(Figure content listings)
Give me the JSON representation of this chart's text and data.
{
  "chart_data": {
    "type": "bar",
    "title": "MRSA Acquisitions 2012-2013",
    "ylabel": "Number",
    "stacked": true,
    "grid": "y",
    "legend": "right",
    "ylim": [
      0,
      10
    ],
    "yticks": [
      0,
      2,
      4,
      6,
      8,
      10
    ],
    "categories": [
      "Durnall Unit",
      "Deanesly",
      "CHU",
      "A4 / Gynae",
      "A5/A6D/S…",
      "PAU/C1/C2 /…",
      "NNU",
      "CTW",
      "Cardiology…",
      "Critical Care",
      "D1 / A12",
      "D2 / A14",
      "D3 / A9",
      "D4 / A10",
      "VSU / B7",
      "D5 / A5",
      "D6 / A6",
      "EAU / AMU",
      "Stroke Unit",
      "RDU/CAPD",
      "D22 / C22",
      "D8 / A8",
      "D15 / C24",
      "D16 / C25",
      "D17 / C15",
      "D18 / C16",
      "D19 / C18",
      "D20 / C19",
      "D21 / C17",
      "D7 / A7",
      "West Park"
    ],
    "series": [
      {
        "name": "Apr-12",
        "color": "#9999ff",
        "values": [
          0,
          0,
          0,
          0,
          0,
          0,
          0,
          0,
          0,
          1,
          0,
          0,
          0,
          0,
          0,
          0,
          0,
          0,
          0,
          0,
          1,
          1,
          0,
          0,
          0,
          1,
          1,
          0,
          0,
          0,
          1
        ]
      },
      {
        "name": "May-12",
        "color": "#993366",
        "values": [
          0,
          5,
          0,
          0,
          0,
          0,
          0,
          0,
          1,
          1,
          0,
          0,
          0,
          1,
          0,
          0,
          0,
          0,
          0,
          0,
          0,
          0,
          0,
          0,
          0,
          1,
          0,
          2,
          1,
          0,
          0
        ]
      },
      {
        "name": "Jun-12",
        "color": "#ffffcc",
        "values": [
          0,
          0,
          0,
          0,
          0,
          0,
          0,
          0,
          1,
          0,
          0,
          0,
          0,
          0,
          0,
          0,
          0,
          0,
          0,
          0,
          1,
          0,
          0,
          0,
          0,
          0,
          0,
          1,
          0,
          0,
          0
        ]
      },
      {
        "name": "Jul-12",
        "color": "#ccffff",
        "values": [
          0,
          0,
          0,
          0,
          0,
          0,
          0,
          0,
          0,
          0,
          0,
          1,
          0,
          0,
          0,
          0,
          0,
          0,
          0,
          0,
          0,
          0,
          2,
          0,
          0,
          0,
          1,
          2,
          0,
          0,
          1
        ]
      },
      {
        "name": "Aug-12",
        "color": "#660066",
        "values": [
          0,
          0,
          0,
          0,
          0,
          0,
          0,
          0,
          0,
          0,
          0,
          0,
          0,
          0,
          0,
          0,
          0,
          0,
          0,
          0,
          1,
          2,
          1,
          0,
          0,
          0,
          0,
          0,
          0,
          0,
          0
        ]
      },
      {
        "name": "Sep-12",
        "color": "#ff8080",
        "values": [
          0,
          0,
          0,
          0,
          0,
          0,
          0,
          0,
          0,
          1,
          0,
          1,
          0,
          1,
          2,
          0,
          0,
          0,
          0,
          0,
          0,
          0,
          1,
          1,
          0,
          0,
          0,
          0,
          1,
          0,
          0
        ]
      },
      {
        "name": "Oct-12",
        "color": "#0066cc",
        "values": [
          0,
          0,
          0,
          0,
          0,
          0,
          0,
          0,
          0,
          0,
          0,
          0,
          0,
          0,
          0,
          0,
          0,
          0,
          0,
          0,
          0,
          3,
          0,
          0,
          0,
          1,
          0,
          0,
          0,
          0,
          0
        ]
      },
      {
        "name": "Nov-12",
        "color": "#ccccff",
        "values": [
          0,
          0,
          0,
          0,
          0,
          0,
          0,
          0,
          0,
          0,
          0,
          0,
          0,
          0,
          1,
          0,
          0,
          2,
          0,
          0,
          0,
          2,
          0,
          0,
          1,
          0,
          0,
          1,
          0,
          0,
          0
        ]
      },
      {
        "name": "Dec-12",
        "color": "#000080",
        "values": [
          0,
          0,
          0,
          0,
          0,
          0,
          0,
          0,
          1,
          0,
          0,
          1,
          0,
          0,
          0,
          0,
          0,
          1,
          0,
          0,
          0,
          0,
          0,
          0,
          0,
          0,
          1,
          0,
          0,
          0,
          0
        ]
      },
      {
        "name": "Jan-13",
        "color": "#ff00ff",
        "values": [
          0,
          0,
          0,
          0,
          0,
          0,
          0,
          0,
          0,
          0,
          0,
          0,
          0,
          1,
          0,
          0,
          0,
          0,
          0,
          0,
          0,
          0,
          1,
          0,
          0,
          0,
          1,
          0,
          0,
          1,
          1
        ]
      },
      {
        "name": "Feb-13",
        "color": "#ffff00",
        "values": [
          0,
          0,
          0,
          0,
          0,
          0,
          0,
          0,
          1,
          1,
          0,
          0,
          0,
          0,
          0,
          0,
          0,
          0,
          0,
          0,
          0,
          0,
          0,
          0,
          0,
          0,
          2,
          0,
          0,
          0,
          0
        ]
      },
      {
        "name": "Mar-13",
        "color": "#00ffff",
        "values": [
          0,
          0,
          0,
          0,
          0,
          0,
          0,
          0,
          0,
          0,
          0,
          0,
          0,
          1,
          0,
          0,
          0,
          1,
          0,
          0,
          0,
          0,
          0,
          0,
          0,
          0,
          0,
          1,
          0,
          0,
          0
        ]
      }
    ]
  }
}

## Problem description
Search the material above for "name". Pull out each line where it shows up.

## Finished task
        "name": "Apr-12",
        "name": "May-12",
        "name": "Jun-12",
        "name": "Jul-12",
        "name": "Aug-12",
        "name": "Sep-12",
        "name": "Oct-12",
        "name": "Nov-12",
        "name": "Dec-12",
        "name": "Jan-13",
        "name": "Feb-13",
        "name": "Mar-13",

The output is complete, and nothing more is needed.